Exclude the pictures, then copy all remaining records exactly.

-- start of Raw data --

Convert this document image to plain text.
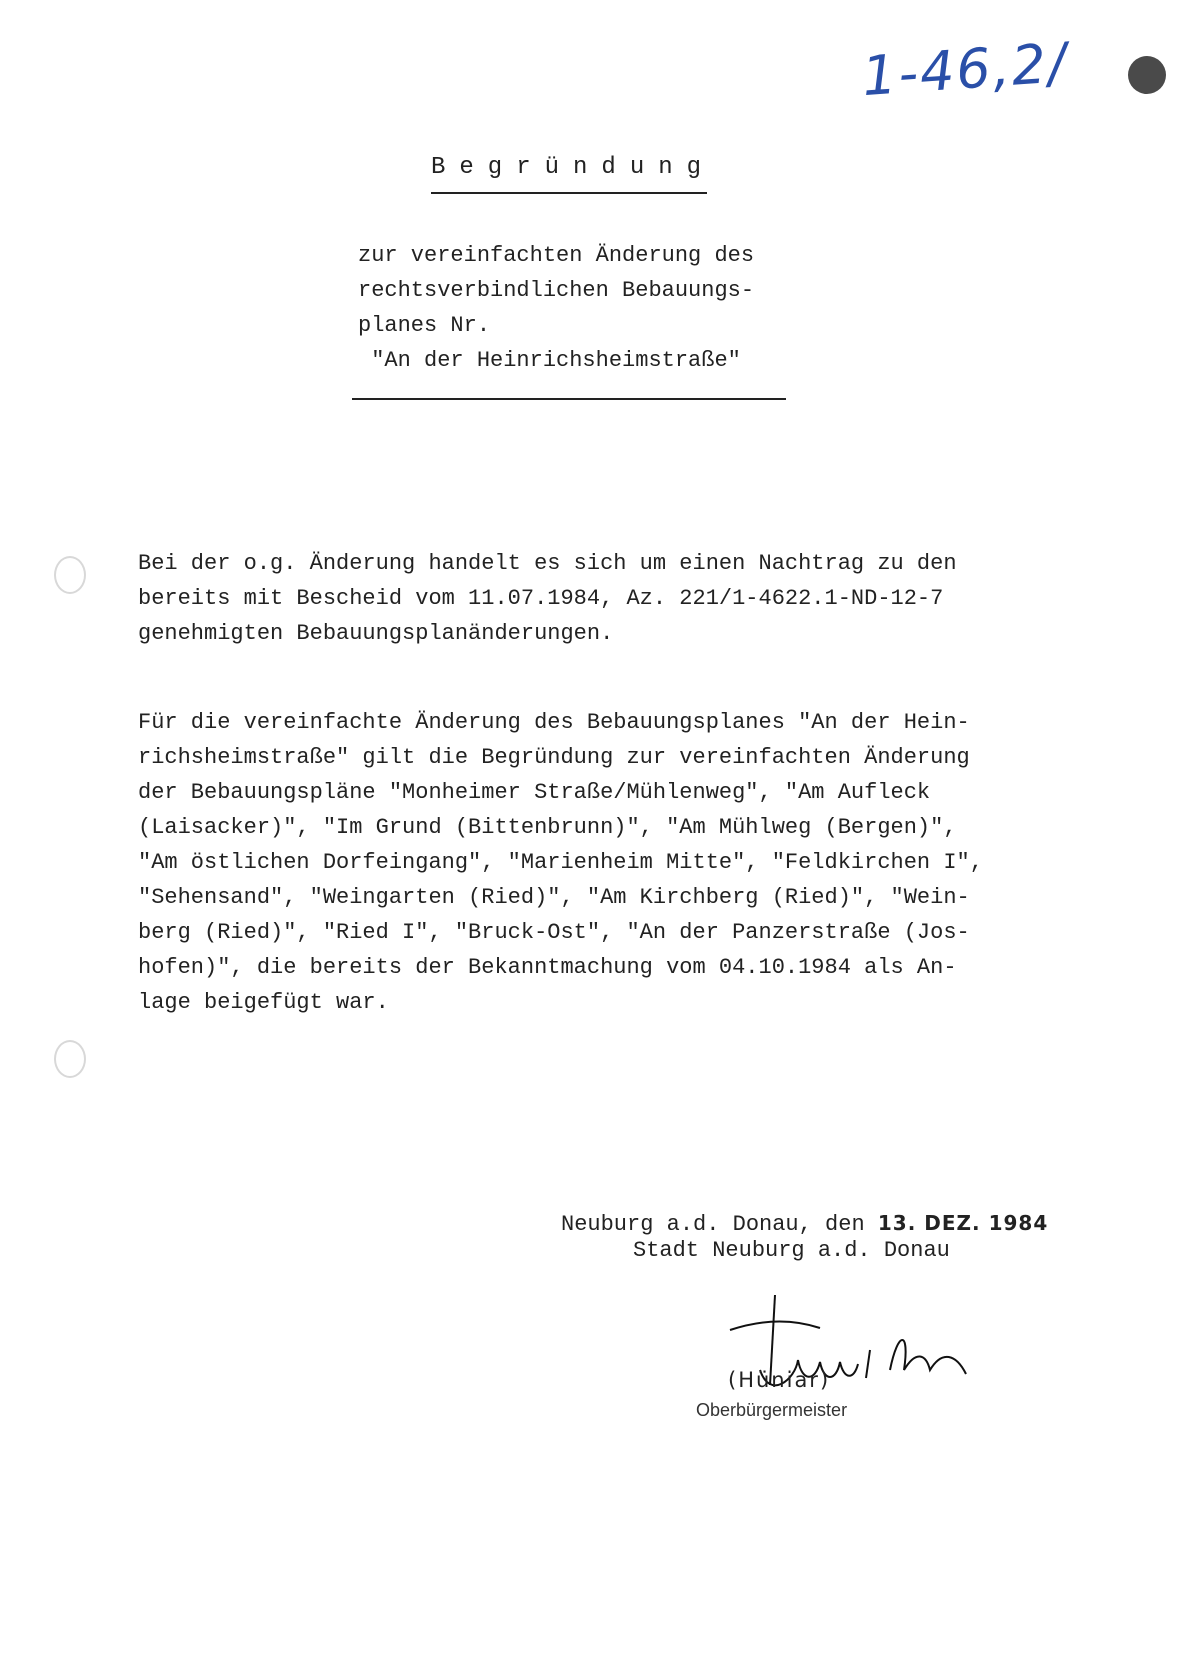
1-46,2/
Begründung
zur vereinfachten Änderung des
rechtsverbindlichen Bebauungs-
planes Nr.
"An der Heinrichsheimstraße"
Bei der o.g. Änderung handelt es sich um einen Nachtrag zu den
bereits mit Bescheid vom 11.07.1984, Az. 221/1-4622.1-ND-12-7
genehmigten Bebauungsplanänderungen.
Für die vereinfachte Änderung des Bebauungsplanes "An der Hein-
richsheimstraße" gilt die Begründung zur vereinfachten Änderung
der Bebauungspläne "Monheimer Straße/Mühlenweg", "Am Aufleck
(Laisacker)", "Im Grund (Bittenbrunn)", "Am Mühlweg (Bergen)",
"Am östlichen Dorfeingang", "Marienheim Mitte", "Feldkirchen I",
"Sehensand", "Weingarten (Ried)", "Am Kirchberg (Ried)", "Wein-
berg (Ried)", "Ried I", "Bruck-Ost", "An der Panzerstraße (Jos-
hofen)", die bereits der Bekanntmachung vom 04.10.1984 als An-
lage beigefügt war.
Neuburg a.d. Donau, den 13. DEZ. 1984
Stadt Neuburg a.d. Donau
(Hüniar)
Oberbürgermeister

-- end of Raw data --

| Solution below |
Convert this document image to plain text.
1-46,2/
Begründung
zur vereinfachten Änderung des
rechtsverbindlichen Bebauungs-
planes Nr.
"An der Heinrichsheimstraße"
Bei der o.g. Änderung handelt es sich um einen Nachtrag zu den
bereits mit Bescheid vom 11.07.1984, Az. 221/1-4622.1-ND-12-7
genehmigten Bebauungsplanänderungen.
Für die vereinfachte Änderung des Bebauungsplanes "An der Hein-
richsheimstraße" gilt die Begründung zur vereinfachten Änderung
der Bebauungspläne "Monheimer Straße/Mühlenweg", "Am Aufleck
(Laisacker)", "Im Grund (Bittenbrunn)", "Am Mühlweg (Bergen)",
"Am östlichen Dorfeingang", "Marienheim Mitte", "Feldkirchen I",
"Sehensand", "Weingarten (Ried)", "Am Kirchberg (Ried)", "Wein-
berg (Ried)", "Ried I", "Bruck-Ost", "An der Panzerstraße (Jos-
hofen)", die bereits der Bekanntmachung vom 04.10.1984 als An-
lage beigefügt war.
Neuburg a.d. Donau, den 13. DEZ. 1984
Stadt Neuburg a.d. Donau
(Hüniar)
Oberbürgermeister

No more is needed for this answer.